-- Start of Data extract --

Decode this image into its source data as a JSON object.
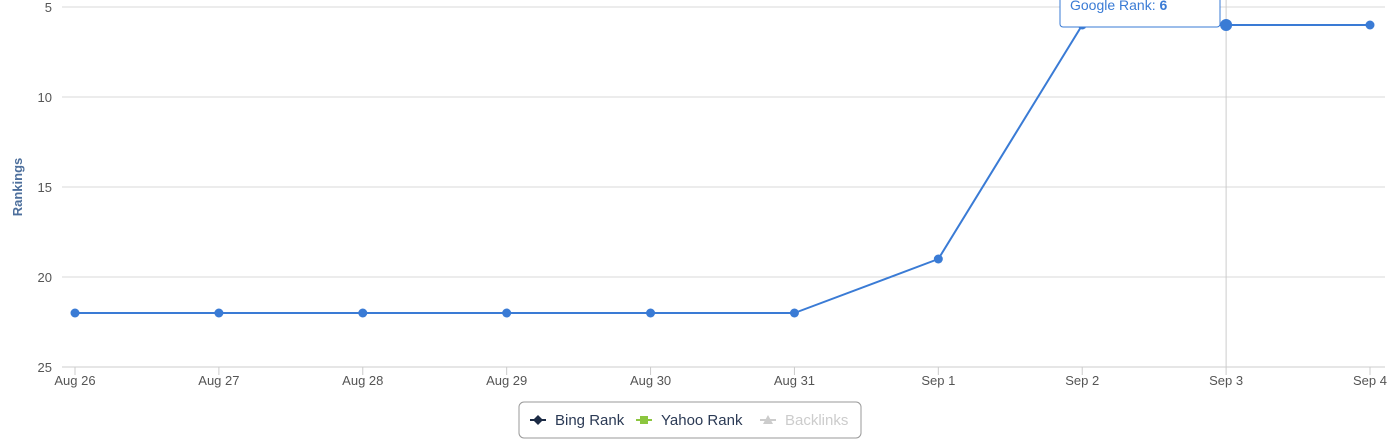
{
  "chart_data": {
    "type": "line",
    "ylabel": "Rankings",
    "ylim": [
      5,
      25
    ],
    "y_reversed": true,
    "y_ticks": [
      5,
      10,
      15,
      20,
      25
    ],
    "categories": [
      "Aug 26",
      "Aug 27",
      "Aug 28",
      "Aug 29",
      "Aug 30",
      "Aug 31",
      "Sep 1",
      "Sep 2",
      "Sep 3",
      "Sep 4"
    ],
    "series": [
      {
        "name": "Google Rank",
        "color": "#3a7bd5",
        "values": [
          22,
          22,
          22,
          22,
          22,
          22,
          19,
          6,
          6,
          6
        ]
      }
    ],
    "legend": [
      {
        "name": "Bing Rank",
        "color": "#1c2b45",
        "marker": "diamond",
        "visible": true
      },
      {
        "name": "Yahoo Rank",
        "color": "#8cc63f",
        "marker": "square",
        "visible": true
      },
      {
        "name": "Backlinks",
        "color": "#cccccc",
        "marker": "triangle",
        "visible": false
      }
    ],
    "legend_position": "bottom-center",
    "grid": true,
    "tooltip": {
      "category_index": 8,
      "label": "Google Rank: ",
      "value": "6"
    }
  }
}
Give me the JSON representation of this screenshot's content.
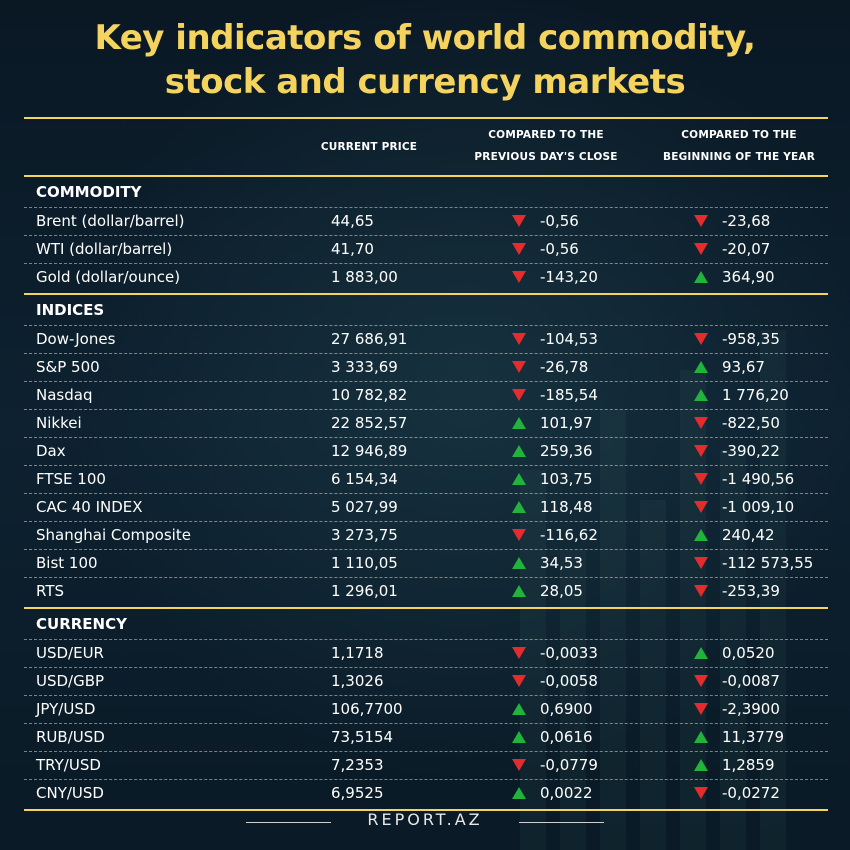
{
  "title": {
    "line1": "Key indicators of world commodity,",
    "line2": "stock and currency markets"
  },
  "columns": {
    "current_price": "CURRENT PRICE",
    "prev_close_line1": "COMPARED TO THE",
    "prev_close_line2": "PREVIOUS DAY'S CLOSE",
    "year_start_line1": "COMPARED TO THE",
    "year_start_line2": "BEGINNING OF THE YEAR"
  },
  "colors": {
    "accent": "#f4d35e",
    "up": "#21b33c",
    "down": "#e52b2b"
  },
  "sections": [
    {
      "title": "COMMODITY",
      "rows": [
        {
          "name": "Brent (dollar/barrel)",
          "price": "44,65",
          "day": "-0,56",
          "day_dir": "down",
          "year": "-23,68",
          "year_dir": "down"
        },
        {
          "name": "WTI (dollar/barrel)",
          "price": "41,70",
          "day": "-0,56",
          "day_dir": "down",
          "year": "-20,07",
          "year_dir": "down"
        },
        {
          "name": "Gold (dollar/ounce)",
          "price": "1 883,00",
          "day": "-143,20",
          "day_dir": "down",
          "year": "364,90",
          "year_dir": "up"
        }
      ]
    },
    {
      "title": "INDICES",
      "rows": [
        {
          "name": "Dow-Jones",
          "price": "27 686,91",
          "day": "-104,53",
          "day_dir": "down",
          "year": "-958,35",
          "year_dir": "down"
        },
        {
          "name": "S&P 500",
          "price": "3 333,69",
          "day": "-26,78",
          "day_dir": "down",
          "year": "93,67",
          "year_dir": "up"
        },
        {
          "name": "Nasdaq",
          "price": "10 782,82",
          "day": "-185,54",
          "day_dir": "down",
          "year": "1 776,20",
          "year_dir": "up"
        },
        {
          "name": "Nikkei",
          "price": "22 852,57",
          "day": "101,97",
          "day_dir": "up",
          "year": "-822,50",
          "year_dir": "down"
        },
        {
          "name": "Dax",
          "price": "12 946,89",
          "day": "259,36",
          "day_dir": "up",
          "year": "-390,22",
          "year_dir": "down"
        },
        {
          "name": "FTSE 100",
          "price": "6 154,34",
          "day": "103,75",
          "day_dir": "up",
          "year": "-1 490,56",
          "year_dir": "down"
        },
        {
          "name": "CAC 40 INDEX",
          "price": "5 027,99",
          "day": "118,48",
          "day_dir": "up",
          "year": "-1 009,10",
          "year_dir": "down"
        },
        {
          "name": "Shanghai Composite",
          "price": "3 273,75",
          "day": "-116,62",
          "day_dir": "down",
          "year": "240,42",
          "year_dir": "up"
        },
        {
          "name": "Bist 100",
          "price": "1 110,05",
          "day": "34,53",
          "day_dir": "up",
          "year": "-112 573,55",
          "year_dir": "down"
        },
        {
          "name": "RTS",
          "price": "1 296,01",
          "day": "28,05",
          "day_dir": "up",
          "year": "-253,39",
          "year_dir": "down"
        }
      ]
    },
    {
      "title": "CURRENCY",
      "rows": [
        {
          "name": "USD/EUR",
          "price": "1,1718",
          "day": "-0,0033",
          "day_dir": "down",
          "year": "0,0520",
          "year_dir": "up"
        },
        {
          "name": "USD/GBP",
          "price": "1,3026",
          "day": "-0,0058",
          "day_dir": "down",
          "year": "-0,0087",
          "year_dir": "down"
        },
        {
          "name": "JPY/USD",
          "price": "106,7700",
          "day": "0,6900",
          "day_dir": "up",
          "year": "-2,3900",
          "year_dir": "down"
        },
        {
          "name": "RUB/USD",
          "price": "73,5154",
          "day": "0,0616",
          "day_dir": "up",
          "year": "11,3779",
          "year_dir": "up"
        },
        {
          "name": "TRY/USD",
          "price": "7,2353",
          "day": "-0,0779",
          "day_dir": "down",
          "year": "1,2859",
          "year_dir": "up"
        },
        {
          "name": "CNY/USD",
          "price": "6,9525",
          "day": "0,0022",
          "day_dir": "up",
          "year": "-0,0272",
          "year_dir": "down"
        }
      ]
    }
  ],
  "footer": "REPORT.AZ"
}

-- End of Data extract --

Instruction: Without including any picture, retype the entries exactly.

Solution to this task:
Decode this image into its source data as a JSON object.
{
  "chart_data": {
    "type": "line",
    "ylabel": "Rankings",
    "ylim": [
      5,
      25
    ],
    "y_reversed": true,
    "y_ticks": [
      5,
      10,
      15,
      20,
      25
    ],
    "categories": [
      "Aug 26",
      "Aug 27",
      "Aug 28",
      "Aug 29",
      "Aug 30",
      "Aug 31",
      "Sep 1",
      "Sep 2",
      "Sep 3",
      "Sep 4"
    ],
    "series": [
      {
        "name": "Google Rank",
        "color": "#3a7bd5",
        "values": [
          22,
          22,
          22,
          22,
          22,
          22,
          19,
          6,
          6,
          6
        ]
      }
    ],
    "legend": [
      {
        "name": "Bing Rank",
        "color": "#1c2b45",
        "marker": "diamond",
        "visible": true
      },
      {
        "name": "Yahoo Rank",
        "color": "#8cc63f",
        "marker": "square",
        "visible": true
      },
      {
        "name": "Backlinks",
        "color": "#cccccc",
        "marker": "triangle",
        "visible": false
      }
    ],
    "legend_position": "bottom-center",
    "grid": true,
    "tooltip": {
      "category_index": 8,
      "label": "Google Rank: ",
      "value": "6"
    }
  }
}
Give me the JSON representation of this screenshot's content.
{
  "title": {
    "line1": "Key indicators of world commodity,",
    "line2": "stock and currency markets"
  },
  "columns": {
    "current_price": "CURRENT PRICE",
    "prev_close_line1": "COMPARED TO THE",
    "prev_close_line2": "PREVIOUS DAY'S CLOSE",
    "year_start_line1": "COMPARED TO THE",
    "year_start_line2": "BEGINNING OF THE YEAR"
  },
  "colors": {
    "accent": "#f4d35e",
    "up": "#21b33c",
    "down": "#e52b2b"
  },
  "sections": [
    {
      "title": "COMMODITY",
      "rows": [
        {
          "name": "Brent (dollar/barrel)",
          "price": "44,65",
          "day": "-0,56",
          "day_dir": "down",
          "year": "-23,68",
          "year_dir": "down"
        },
        {
          "name": "WTI (dollar/barrel)",
          "price": "41,70",
          "day": "-0,56",
          "day_dir": "down",
          "year": "-20,07",
          "year_dir": "down"
        },
        {
          "name": "Gold (dollar/ounce)",
          "price": "1 883,00",
          "day": "-143,20",
          "day_dir": "down",
          "year": "364,90",
          "year_dir": "up"
        }
      ]
    },
    {
      "title": "INDICES",
      "rows": [
        {
          "name": "Dow-Jones",
          "price": "27 686,91",
          "day": "-104,53",
          "day_dir": "down",
          "year": "-958,35",
          "year_dir": "down"
        },
        {
          "name": "S&P 500",
          "price": "3 333,69",
          "day": "-26,78",
          "day_dir": "down",
          "year": "93,67",
          "year_dir": "up"
        },
        {
          "name": "Nasdaq",
          "price": "10 782,82",
          "day": "-185,54",
          "day_dir": "down",
          "year": "1 776,20",
          "year_dir": "up"
        },
        {
          "name": "Nikkei",
          "price": "22 852,57",
          "day": "101,97",
          "day_dir": "up",
          "year": "-822,50",
          "year_dir": "down"
        },
        {
          "name": "Dax",
          "price": "12 946,89",
          "day": "259,36",
          "day_dir": "up",
          "year": "-390,22",
          "year_dir": "down"
        },
        {
          "name": "FTSE 100",
          "price": "6 154,34",
          "day": "103,75",
          "day_dir": "up",
          "year": "-1 490,56",
          "year_dir": "down"
        },
        {
          "name": "CAC 40 INDEX",
          "price": "5 027,99",
          "day": "118,48",
          "day_dir": "up",
          "year": "-1 009,10",
          "year_dir": "down"
        },
        {
          "name": "Shanghai Composite",
          "price": "3 273,75",
          "day": "-116,62",
          "day_dir": "down",
          "year": "240,42",
          "year_dir": "up"
        },
        {
          "name": "Bist 100",
          "price": "1 110,05",
          "day": "34,53",
          "day_dir": "up",
          "year": "-112 573,55",
          "year_dir": "down"
        },
        {
          "name": "RTS",
          "price": "1 296,01",
          "day": "28,05",
          "day_dir": "up",
          "year": "-253,39",
          "year_dir": "down"
        }
      ]
    },
    {
      "title": "CURRENCY",
      "rows": [
        {
          "name": "USD/EUR",
          "price": "1,1718",
          "day": "-0,0033",
          "day_dir": "down",
          "year": "0,0520",
          "year_dir": "up"
        },
        {
          "name": "USD/GBP",
          "price": "1,3026",
          "day": "-0,0058",
          "day_dir": "down",
          "year": "-0,0087",
          "year_dir": "down"
        },
        {
          "name": "JPY/USD",
          "price": "106,7700",
          "day": "0,6900",
          "day_dir": "up",
          "year": "-2,3900",
          "year_dir": "down"
        },
        {
          "name": "RUB/USD",
          "price": "73,5154",
          "day": "0,0616",
          "day_dir": "up",
          "year": "11,3779",
          "year_dir": "up"
        },
        {
          "name": "TRY/USD",
          "price": "7,2353",
          "day": "-0,0779",
          "day_dir": "down",
          "year": "1,2859",
          "year_dir": "up"
        },
        {
          "name": "CNY/USD",
          "price": "6,9525",
          "day": "0,0022",
          "day_dir": "up",
          "year": "-0,0272",
          "year_dir": "down"
        }
      ]
    }
  ],
  "footer": "REPORT.AZ"
}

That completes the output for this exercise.